# Start of Extracted entries
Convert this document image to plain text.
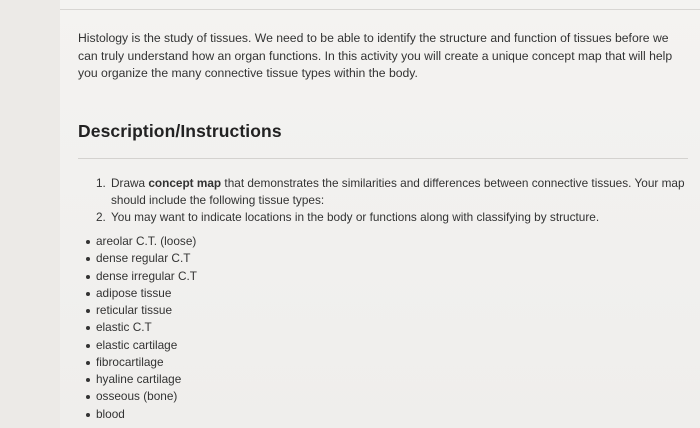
Histology is the study of tissues. We need to be able to identify the structure and function of tissues before we can truly understand how an organ functions. In this activity you will create a unique concept map that will help you organize the many connective tissue types within the body.

Description/Instructions
1. Drawa concept map that demonstrates the similarities and differences between connective tissues. Your map should include the following tissue types:
2. You may want to indicate locations in the body or functions along with classifying by structure.
areolar C.T. (loose)
dense regular C.T
dense irregular C.T
adipose tissue
reticular tissue
elastic C.T
elastic cartilage
fibrocartilage
hyaline cartilage
osseous (bone)
blood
# End of Extracted entries
**What is asked**
Repeat the entries exactly and keep the pictures out of the copy.

**Reply**
Convert this document image to plain text.
Histology is the study of tissues. We need to be able to identify the structure and function of tissues before we can truly understand how an organ functions. In this activity you will create a unique concept map that will help you organize the many connective tissue types within the body.

Description/Instructions
1. Drawa concept map that demonstrates the similarities and differences between connective tissues. Your map should include the following tissue types:
2. You may want to indicate locations in the body or functions along with classifying by structure.
areolar C.T. (loose)
dense regular C.T
dense irregular C.T
adipose tissue
reticular tissue
elastic C.T
elastic cartilage
fibrocartilage
hyaline cartilage
osseous (bone)
blood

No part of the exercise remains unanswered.